Collected data entries:
* * *
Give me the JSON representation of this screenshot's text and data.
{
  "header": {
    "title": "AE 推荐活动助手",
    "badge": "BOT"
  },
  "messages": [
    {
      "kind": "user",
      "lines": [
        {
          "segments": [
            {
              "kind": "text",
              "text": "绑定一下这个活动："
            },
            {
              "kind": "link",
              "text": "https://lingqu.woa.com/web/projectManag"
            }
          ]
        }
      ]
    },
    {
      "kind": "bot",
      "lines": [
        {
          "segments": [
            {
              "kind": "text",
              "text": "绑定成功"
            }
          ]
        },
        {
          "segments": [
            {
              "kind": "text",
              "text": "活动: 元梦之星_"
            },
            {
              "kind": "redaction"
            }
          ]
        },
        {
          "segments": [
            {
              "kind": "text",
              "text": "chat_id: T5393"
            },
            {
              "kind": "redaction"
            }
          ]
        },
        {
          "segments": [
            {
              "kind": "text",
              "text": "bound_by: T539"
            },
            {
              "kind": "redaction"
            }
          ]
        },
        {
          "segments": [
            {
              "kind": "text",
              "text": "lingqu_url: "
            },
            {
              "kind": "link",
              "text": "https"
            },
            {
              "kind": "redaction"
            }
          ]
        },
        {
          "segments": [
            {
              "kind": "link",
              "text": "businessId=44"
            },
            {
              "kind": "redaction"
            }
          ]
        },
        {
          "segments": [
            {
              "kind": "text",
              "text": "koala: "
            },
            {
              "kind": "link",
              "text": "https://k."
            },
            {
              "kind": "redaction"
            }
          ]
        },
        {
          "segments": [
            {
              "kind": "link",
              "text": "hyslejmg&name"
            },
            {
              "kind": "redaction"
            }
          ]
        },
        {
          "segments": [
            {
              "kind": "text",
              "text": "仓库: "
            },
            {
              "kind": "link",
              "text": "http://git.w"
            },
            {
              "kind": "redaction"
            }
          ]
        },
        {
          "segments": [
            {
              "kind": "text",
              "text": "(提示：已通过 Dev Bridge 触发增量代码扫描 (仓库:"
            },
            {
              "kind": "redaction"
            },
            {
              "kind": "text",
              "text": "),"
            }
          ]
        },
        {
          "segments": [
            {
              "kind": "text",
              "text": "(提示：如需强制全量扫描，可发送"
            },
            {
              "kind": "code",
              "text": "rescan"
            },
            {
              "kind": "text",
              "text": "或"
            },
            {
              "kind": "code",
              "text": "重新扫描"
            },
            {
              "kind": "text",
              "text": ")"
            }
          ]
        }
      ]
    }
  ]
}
* * *
What you should do
The lines above should be duplicated exactly.

Exercise solution
Give me the JSON representation of this screenshot's text and data.
{
  "header": {
    "title": "AE 推荐活动助手",
    "badge": "BOT"
  },
  "messages": [
    {
      "kind": "user",
      "lines": [
        {
          "segments": [
            {
              "kind": "text",
              "text": "绑定一下这个活动："
            },
            {
              "kind": "link",
              "text": "https://lingqu.woa.com/web/projectManag"
            }
          ]
        }
      ]
    },
    {
      "kind": "bot",
      "lines": [
        {
          "segments": [
            {
              "kind": "text",
              "text": "绑定成功"
            }
          ]
        },
        {
          "segments": [
            {
              "kind": "text",
              "text": "活动: 元梦之星_"
            },
            {
              "kind": "redaction"
            }
          ]
        },
        {
          "segments": [
            {
              "kind": "text",
              "text": "chat_id: T5393"
            },
            {
              "kind": "redaction"
            }
          ]
        },
        {
          "segments": [
            {
              "kind": "text",
              "text": "bound_by: T539"
            },
            {
              "kind": "redaction"
            }
          ]
        },
        {
          "segments": [
            {
              "kind": "text",
              "text": "lingqu_url: "
            },
            {
              "kind": "link",
              "text": "https"
            },
            {
              "kind": "redaction"
            }
          ]
        },
        {
          "segments": [
            {
              "kind": "link",
              "text": "businessId=44"
            },
            {
              "kind": "redaction"
            }
          ]
        },
        {
          "segments": [
            {
              "kind": "text",
              "text": "koala: "
            },
            {
              "kind": "link",
              "text": "https://k."
            },
            {
              "kind": "redaction"
            }
          ]
        },
        {
          "segments": [
            {
              "kind": "link",
              "text": "hyslejmg&name"
            },
            {
              "kind": "redaction"
            }
          ]
        },
        {
          "segments": [
            {
              "kind": "text",
              "text": "仓库: "
            },
            {
              "kind": "link",
              "text": "http://git.w"
            },
            {
              "kind": "redaction"
            }
          ]
        },
        {
          "segments": [
            {
              "kind": "text",
              "text": "(提示：已通过 Dev Bridge 触发增量代码扫描 (仓库:"
            },
            {
              "kind": "redaction"
            },
            {
              "kind": "text",
              "text": "),"
            }
          ]
        },
        {
          "segments": [
            {
              "kind": "text",
              "text": "(提示：如需强制全量扫描，可发送"
            },
            {
              "kind": "code",
              "text": "rescan"
            },
            {
              "kind": "text",
              "text": "或"
            },
            {
              "kind": "code",
              "text": "重新扫描"
            },
            {
              "kind": "text",
              "text": ")"
            }
          ]
        }
      ]
    }
  ]
}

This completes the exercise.